Return the listing below unchanged, minus its pictures.
++++++
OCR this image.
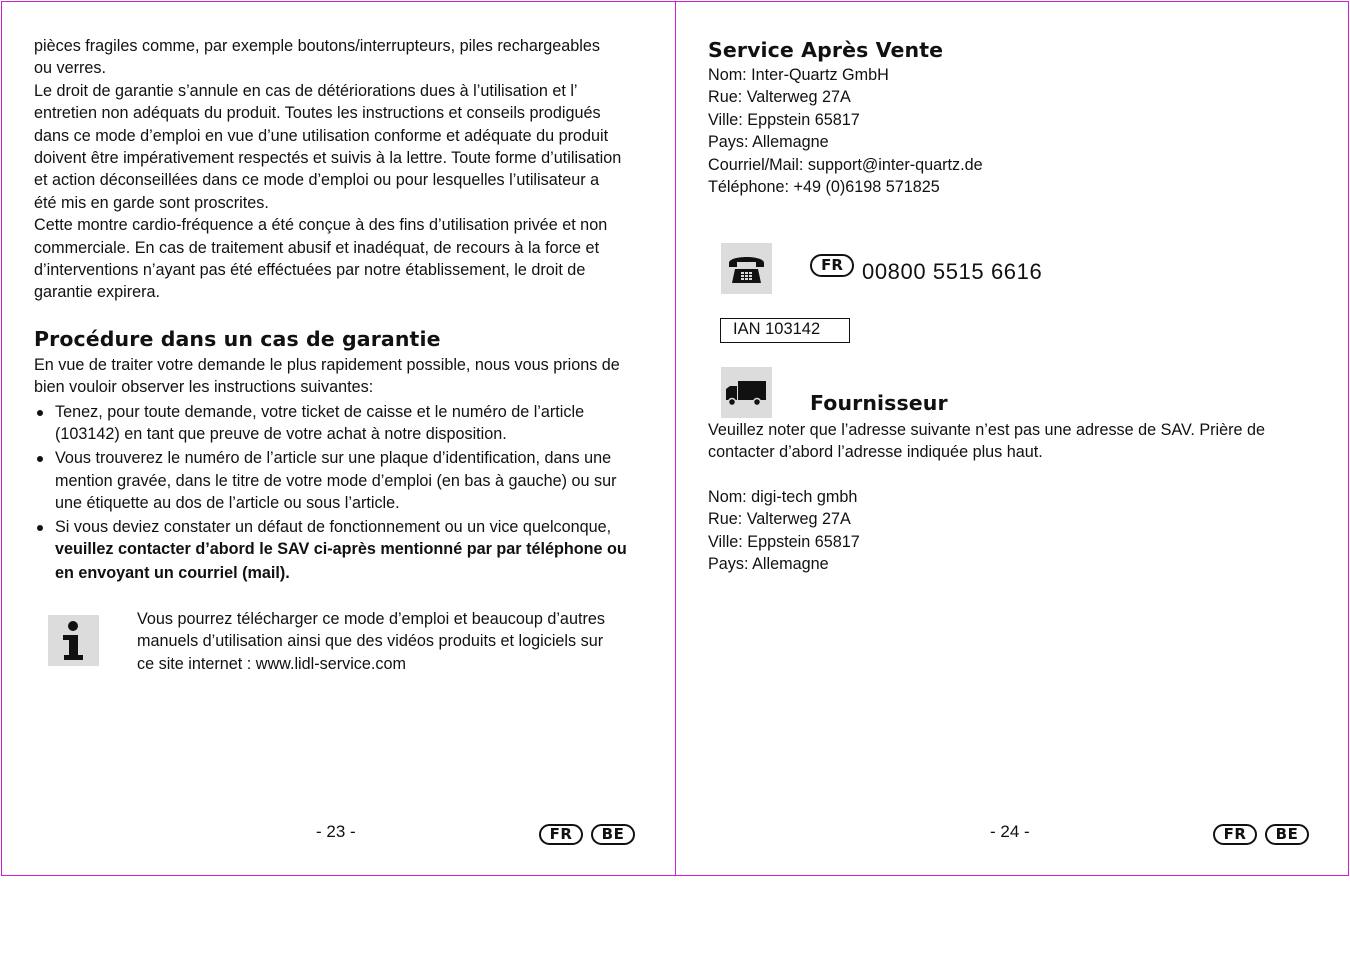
pièces fragiles comme, par exemple boutons/interrupteurs, piles rechargeables

ou verres.

Le droit de garantie s’annule en cas de détériorations dues à l’utilisation et l’

entretien non adéquats du produit. Toutes les instructions et conseils prodigués

dans ce mode d’emploi en vue d’une utilisation conforme et adéquate du produit

doivent être impérativement respectés et suivis à la lettre. Toute forme d’utilisation

et action déconseillées dans ce mode d’emploi ou pour lesquelles l’utilisateur a

été mis en garde sont proscrites.

Cette montre cardio-fréquence a été conçue à des fins d’utilisation privée et non

commerciale. En cas de traitement abusif et inadéquat, de recours à la force et

d’interventions n’ayant pas été efféctuées par notre établissement, le droit de

garantie expirera.

Procédure dans un cas de garantie

En vue de traiter votre demande le plus rapidement possible, nous vous prions de

bien vouloir observer les instructions suivantes:

Tenez, pour toute demande, votre ticket de caisse et le numéro de l’article
(103142) en tant que preuve de votre achat à notre disposition.
Vous trouverez le numéro de l’article sur une plaque d’identification, dans une
mention gravée, dans le titre de votre mode d’emploi (en bas à gauche) ou sur
une étiquette au dos de l’article ou sous l’article.
Si vous deviez constater un défaut de fonctionnement ou un vice quelconque,
veuillez contacter d’abord le SAV ci-après mentionné par par téléphone ou
en envoyant un courriel (mail).

Vous pourrez télécharger ce mode d’emploi et beaucoup d’autres

manuels d’utilisation ainsi que des vidéos produits et logiciels sur

ce site internet : www.lidl-service.com

- 23 -	FR	BE
Service Après Vente

Nom: Inter-Quartz GmbH

Rue: Valterweg 27A

Ville: Eppstein 65817

Pays: Allemagne

Courriel/Mail: support@inter-quartz.de

Téléphone: +49 (0)6198 571825

FR 00800 5515 6616
IAN 103142
Fournisseur

Veuillez noter que l’adresse suivante n’est pas une adresse de SAV. Prière de

contacter d’abord l’adresse indiquée plus haut.

Nom: digi-tech gmbh

Rue: Valterweg 27A

Ville: Eppstein 65817

Pays: Allemagne

- 24 -	FR	BE
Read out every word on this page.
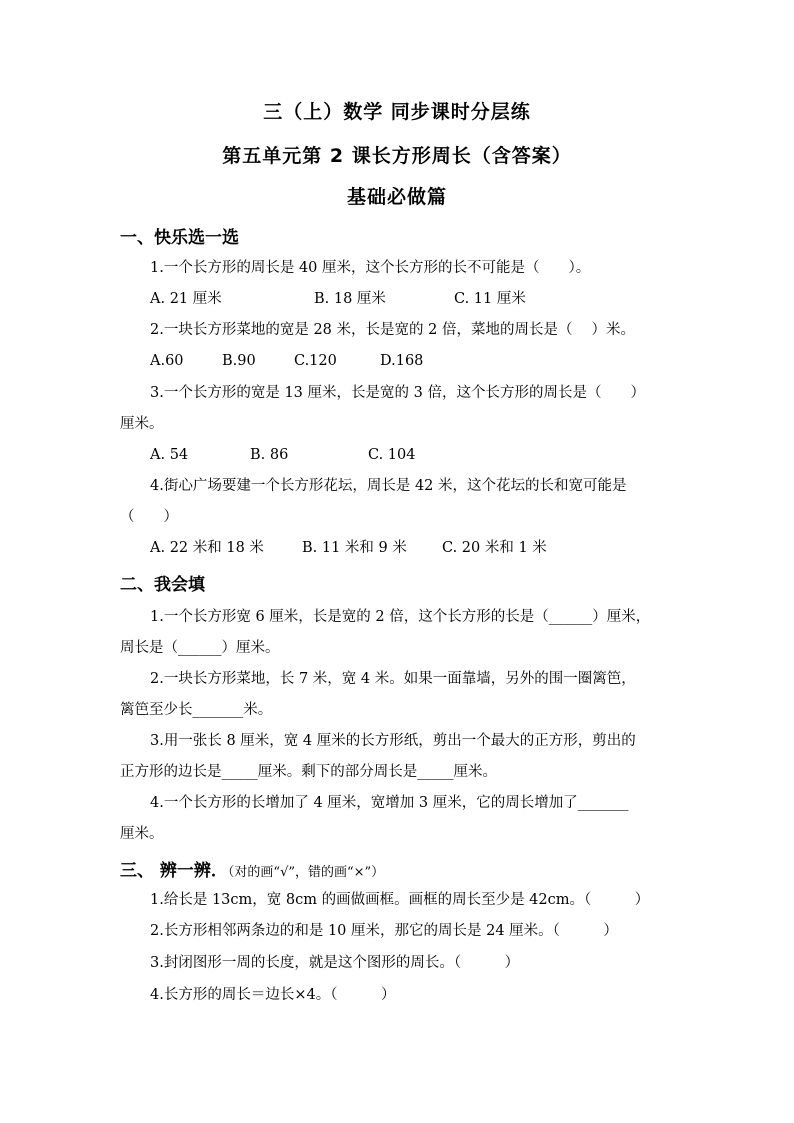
三（上）数学 同步课时分层练
第五单元第 2 课长方形周长（含答案）
基础必做篇
一、快乐选一选
1.一个长方形的周长是 40 厘米，这个长方形的长不可能是（　　）。
A. 21 厘米	B. 18 厘米	C. 11 厘米
2.一块长方形菜地的宽是 28 米，长是宽的 2 倍，菜地的周长是（　 ）米。
A.60	B.90	C.120	D.168
3.一个长方形的宽是 13 厘米，长是宽的 3 倍，这个长方形的周长是（　　）
厘米。
A. 54	B. 86	C. 104
4.街心广场要建一个长方形花坛，周长是 42 米，这个花坛的长和宽可能是
（　　）
A. 22 米和 18 米	B. 11 米和 9 米 C. 20 米和 1 米
二、我会填
1.一个长方形宽 6 厘米，长是宽的 2 倍，这个长方形的长是（______）厘米，
周长是（______）厘米。
2.一块长方形菜地，长 7 米，宽 4 米。如果一面靠墙，另外的围一圈篱笆，
篱笆至少长_______米。
3.用一张长 8 厘米，宽 4 厘米的长方形纸，剪出一个最大的正方形，剪出的
正方形的边长是_____厘米。剩下的部分周长是_____厘米。
4.一个长方形的长增加了 4 厘米，宽增加 3 厘米，它的周长增加了_______
厘米。
三、 辨一辨．（对的画“√”，错的画“×”）
1.给长是 13cm，宽 8cm 的画做画框。画框的周长至少是 42cm。（　　　）
2.长方形相邻两条边的和是 10 厘米，那它的周长是 24 厘米。（　　　）
3.封闭图形一周的长度，就是这个图形的周长。（　　　）
4.长方形的周长＝边长×4。（　　　）
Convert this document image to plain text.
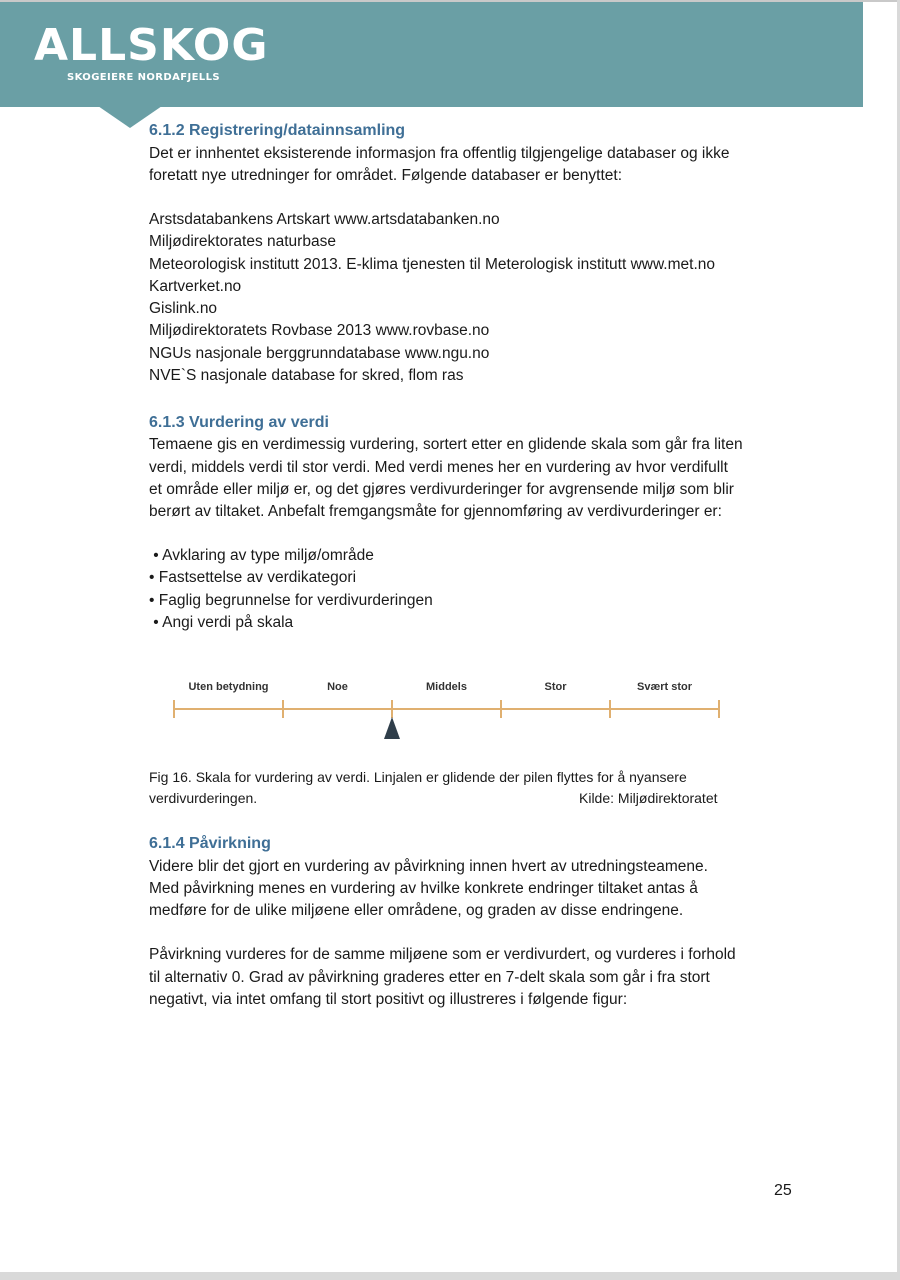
ALLSKOG
SKOGEIERE NORDAFJELLS
6.1.2 Registrering/datainnsamling
Det er innhentet eksisterende informasjon fra offentlig tilgjengelige databaser og ikke
foretatt nye utredninger for området. Følgende databaser er benyttet:
Arstsdatabankens Artskart www.artsdatabanken.no
Miljødirektorates naturbase
Meteorologisk institutt 2013. E-klima tjenesten til Meterologisk institutt www.met.no
Kartverket.no
Gislink.no
Miljødirektoratets Rovbase 2013 www.rovbase.no
NGUs nasjonale berggrunndatabase www.ngu.no
NVE`S nasjonale database for skred, flom ras
6.1.3 Vurdering av verdi
Temaene gis en verdimessig vurdering, sortert etter en glidende skala som går fra liten
verdi, middels verdi til stor verdi. Med verdi menes her en vurdering av hvor verdifullt
et område eller miljø er, og det gjøres verdivurderinger for avgrensende miljø som blir
berørt av tiltaket. Anbefalt fremgangsmåte for gjennomføring av verdivurderinger er:
• Avklaring av type miljø/område
• Fastsettelse av verdikategori
• Faglig begrunnelse for verdivurderingen
• Angi verdi på skala
Fig 16. Skala for vurdering av verdi. Linjalen er glidende der pilen flyttes for å nyansere
verdivurderingen.	Kilde: Miljødirektoratet
6.1.4 Påvirkning
Videre blir det gjort en vurdering av påvirkning innen hvert av utredningsteamene.
Med påvirkning menes en vurdering av hvilke konkrete endringer tiltaket antas å
medføre for de ulike miljøene eller områdene, og graden av disse endringene.
Påvirkning vurderes for de samme miljøene som er verdivurdert, og vurderes i forhold
til alternativ 0. Grad av påvirkning graderes etter en 7-delt skala som går i fra stort
negativt, via intet omfang til stort positivt og illustreres i følgende figur:
Uten betydning	Noe	Middels	Stor	Svært stor
25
++++++
Completed exercise:
OCR this image.
pièces fragiles comme, par exemple boutons/interrupteurs, piles rechargeables

ou verres.

Le droit de garantie s’annule en cas de détériorations dues à l’utilisation et l’

entretien non adéquats du produit. Toutes les instructions et conseils prodigués

dans ce mode d’emploi en vue d’une utilisation conforme et adéquate du produit

doivent être impérativement respectés et suivis à la lettre. Toute forme d’utilisation

et action déconseillées dans ce mode d’emploi ou pour lesquelles l’utilisateur a

été mis en garde sont proscrites.

Cette montre cardio-fréquence a été conçue à des fins d’utilisation privée et non

commerciale. En cas de traitement abusif et inadéquat, de recours à la force et

d’interventions n’ayant pas été efféctuées par notre établissement, le droit de

garantie expirera.

Procédure dans un cas de garantie

En vue de traiter votre demande le plus rapidement possible, nous vous prions de

bien vouloir observer les instructions suivantes:

Tenez, pour toute demande, votre ticket de caisse et le numéro de l’article
(103142) en tant que preuve de votre achat à notre disposition.
Vous trouverez le numéro de l’article sur une plaque d’identification, dans une
mention gravée, dans le titre de votre mode d’emploi (en bas à gauche) ou sur
une étiquette au dos de l’article ou sous l’article.
Si vous deviez constater un défaut de fonctionnement ou un vice quelconque,
veuillez contacter d’abord le SAV ci-après mentionné par par téléphone ou
en envoyant un courriel (mail).

Vous pourrez télécharger ce mode d’emploi et beaucoup d’autres

manuels d’utilisation ainsi que des vidéos produits et logiciels sur

ce site internet : www.lidl-service.com

- 23 -	FR	BE
Service Après Vente

Nom: Inter-Quartz GmbH

Rue: Valterweg 27A

Ville: Eppstein 65817

Pays: Allemagne

Courriel/Mail: support@inter-quartz.de

Téléphone: +49 (0)6198 571825

FR 00800 5515 6616
IAN 103142
Fournisseur

Veuillez noter que l’adresse suivante n’est pas une adresse de SAV. Prière de

contacter d’abord l’adresse indiquée plus haut.

Nom: digi-tech gmbh

Rue: Valterweg 27A

Ville: Eppstein 65817

Pays: Allemagne

- 24 -	FR	BE
Read out every word on this page.
三（上）数学 同步课时分层练
第五单元第 2 课长方形周长（含答案）
基础必做篇
一、快乐选一选
1.一个长方形的周长是 40 厘米，这个长方形的长不可能是（　　）。
A. 21 厘米	B. 18 厘米	C. 11 厘米
2.一块长方形菜地的宽是 28 米，长是宽的 2 倍，菜地的周长是（　 ）米。
A.60	B.90	C.120	D.168
3.一个长方形的宽是 13 厘米，长是宽的 3 倍，这个长方形的周长是（　　）
厘米。
A. 54	B. 86	C. 104
4.街心广场要建一个长方形花坛，周长是 42 米，这个花坛的长和宽可能是
（　　）
A. 22 米和 18 米	B. 11 米和 9 米 C. 20 米和 1 米
二、我会填
1.一个长方形宽 6 厘米，长是宽的 2 倍，这个长方形的长是（______）厘米，
周长是（______）厘米。
2.一块长方形菜地，长 7 米，宽 4 米。如果一面靠墙，另外的围一圈篱笆，
篱笆至少长_______米。
3.用一张长 8 厘米，宽 4 厘米的长方形纸，剪出一个最大的正方形，剪出的
正方形的边长是_____厘米。剩下的部分周长是_____厘米。
4.一个长方形的长增加了 4 厘米，宽增加 3 厘米，它的周长增加了_______
厘米。
三、 辨一辨．（对的画“√”，错的画“×”）
1.给长是 13cm，宽 8cm 的画做画框。画框的周长至少是 42cm。（　　　）
2.长方形相邻两条边的和是 10 厘米，那它的周长是 24 厘米。（　　　）
3.封闭图形一周的长度，就是这个图形的周长。（　　　）
4.长方形的周长＝边长×4。（　　　）
Convert this document image to plain text.
ALLSKOG
SKOGEIERE NORDAFJELLS
6.1.2 Registrering/datainnsamling
Det er innhentet eksisterende informasjon fra offentlig tilgjengelige databaser og ikke
foretatt nye utredninger for området. Følgende databaser er benyttet:
Arstsdatabankens Artskart www.artsdatabanken.no
Miljødirektorates naturbase
Meteorologisk institutt 2013. E-klima tjenesten til Meterologisk institutt www.met.no
Kartverket.no
Gislink.no
Miljødirektoratets Rovbase 2013 www.rovbase.no
NGUs nasjonale berggrunndatabase www.ngu.no
NVE`S nasjonale database for skred, flom ras
6.1.3 Vurdering av verdi
Temaene gis en verdimessig vurdering, sortert etter en glidende skala som går fra liten
verdi, middels verdi til stor verdi. Med verdi menes her en vurdering av hvor verdifullt
et område eller miljø er, og det gjøres verdivurderinger for avgrensende miljø som blir
berørt av tiltaket. Anbefalt fremgangsmåte for gjennomføring av verdivurderinger er:
• Avklaring av type miljø/område
• Fastsettelse av verdikategori
• Faglig begrunnelse for verdivurderingen
• Angi verdi på skala
Fig 16. Skala for vurdering av verdi. Linjalen er glidende der pilen flyttes for å nyansere
verdivurderingen.	Kilde: Miljødirektoratet
6.1.4 Påvirkning
Videre blir det gjort en vurdering av påvirkning innen hvert av utredningsteamene.
Med påvirkning menes en vurdering av hvilke konkrete endringer tiltaket antas å
medføre for de ulike miljøene eller områdene, og graden av disse endringene.
Påvirkning vurderes for de samme miljøene som er verdivurdert, og vurderes i forhold
til alternativ 0. Grad av påvirkning graderes etter en 7-delt skala som går i fra stort
negativt, via intet omfang til stort positivt og illustreres i følgende figur:
Uten betydning	Noe	Middels	Stor	Svært stor
25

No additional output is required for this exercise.